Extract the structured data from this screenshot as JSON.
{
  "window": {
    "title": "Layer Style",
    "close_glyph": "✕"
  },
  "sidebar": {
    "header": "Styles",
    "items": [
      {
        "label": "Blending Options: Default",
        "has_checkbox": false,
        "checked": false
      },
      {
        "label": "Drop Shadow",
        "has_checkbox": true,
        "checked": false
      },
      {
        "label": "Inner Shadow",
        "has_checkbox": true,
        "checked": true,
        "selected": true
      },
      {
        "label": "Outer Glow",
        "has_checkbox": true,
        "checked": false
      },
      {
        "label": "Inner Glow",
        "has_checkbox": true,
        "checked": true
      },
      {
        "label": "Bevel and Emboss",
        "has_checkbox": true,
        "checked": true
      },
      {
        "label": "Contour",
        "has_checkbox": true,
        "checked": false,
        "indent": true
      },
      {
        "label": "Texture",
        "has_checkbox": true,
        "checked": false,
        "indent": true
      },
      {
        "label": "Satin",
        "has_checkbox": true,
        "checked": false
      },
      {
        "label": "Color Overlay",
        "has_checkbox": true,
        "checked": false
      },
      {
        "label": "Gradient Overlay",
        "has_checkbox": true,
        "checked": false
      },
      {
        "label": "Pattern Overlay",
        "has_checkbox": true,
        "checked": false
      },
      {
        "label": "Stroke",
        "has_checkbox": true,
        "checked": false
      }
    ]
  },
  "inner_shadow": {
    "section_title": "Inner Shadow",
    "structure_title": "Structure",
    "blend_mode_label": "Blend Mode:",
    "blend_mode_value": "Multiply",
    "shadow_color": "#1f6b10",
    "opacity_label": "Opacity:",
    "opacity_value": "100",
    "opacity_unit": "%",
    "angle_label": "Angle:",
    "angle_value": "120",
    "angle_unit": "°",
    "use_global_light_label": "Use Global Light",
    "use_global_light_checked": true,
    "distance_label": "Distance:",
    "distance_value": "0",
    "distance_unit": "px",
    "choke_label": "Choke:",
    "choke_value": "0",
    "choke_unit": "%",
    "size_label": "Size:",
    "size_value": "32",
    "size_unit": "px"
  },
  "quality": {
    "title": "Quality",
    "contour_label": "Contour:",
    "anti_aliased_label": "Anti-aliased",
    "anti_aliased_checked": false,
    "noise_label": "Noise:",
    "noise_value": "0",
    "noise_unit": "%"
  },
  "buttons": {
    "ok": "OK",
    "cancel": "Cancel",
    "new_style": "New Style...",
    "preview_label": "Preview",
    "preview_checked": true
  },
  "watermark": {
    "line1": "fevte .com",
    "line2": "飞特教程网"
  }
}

What to do: Each entry above is to be printed again exactly.

Answer for the task:
Extract the structured data from this screenshot as JSON.
{
  "window": {
    "title": "Layer Style",
    "close_glyph": "✕"
  },
  "sidebar": {
    "header": "Styles",
    "items": [
      {
        "label": "Blending Options: Default",
        "has_checkbox": false,
        "checked": false
      },
      {
        "label": "Drop Shadow",
        "has_checkbox": true,
        "checked": false
      },
      {
        "label": "Inner Shadow",
        "has_checkbox": true,
        "checked": true,
        "selected": true
      },
      {
        "label": "Outer Glow",
        "has_checkbox": true,
        "checked": false
      },
      {
        "label": "Inner Glow",
        "has_checkbox": true,
        "checked": true
      },
      {
        "label": "Bevel and Emboss",
        "has_checkbox": true,
        "checked": true
      },
      {
        "label": "Contour",
        "has_checkbox": true,
        "checked": false,
        "indent": true
      },
      {
        "label": "Texture",
        "has_checkbox": true,
        "checked": false,
        "indent": true
      },
      {
        "label": "Satin",
        "has_checkbox": true,
        "checked": false
      },
      {
        "label": "Color Overlay",
        "has_checkbox": true,
        "checked": false
      },
      {
        "label": "Gradient Overlay",
        "has_checkbox": true,
        "checked": false
      },
      {
        "label": "Pattern Overlay",
        "has_checkbox": true,
        "checked": false
      },
      {
        "label": "Stroke",
        "has_checkbox": true,
        "checked": false
      }
    ]
  },
  "inner_shadow": {
    "section_title": "Inner Shadow",
    "structure_title": "Structure",
    "blend_mode_label": "Blend Mode:",
    "blend_mode_value": "Multiply",
    "shadow_color": "#1f6b10",
    "opacity_label": "Opacity:",
    "opacity_value": "100",
    "opacity_unit": "%",
    "angle_label": "Angle:",
    "angle_value": "120",
    "angle_unit": "°",
    "use_global_light_label": "Use Global Light",
    "use_global_light_checked": true,
    "distance_label": "Distance:",
    "distance_value": "0",
    "distance_unit": "px",
    "choke_label": "Choke:",
    "choke_value": "0",
    "choke_unit": "%",
    "size_label": "Size:",
    "size_value": "32",
    "size_unit": "px"
  },
  "quality": {
    "title": "Quality",
    "contour_label": "Contour:",
    "anti_aliased_label": "Anti-aliased",
    "anti_aliased_checked": false,
    "noise_label": "Noise:",
    "noise_value": "0",
    "noise_unit": "%"
  },
  "buttons": {
    "ok": "OK",
    "cancel": "Cancel",
    "new_style": "New Style...",
    "preview_label": "Preview",
    "preview_checked": true
  },
  "watermark": {
    "line1": "fevte .com",
    "line2": "飞特教程网"
  }
}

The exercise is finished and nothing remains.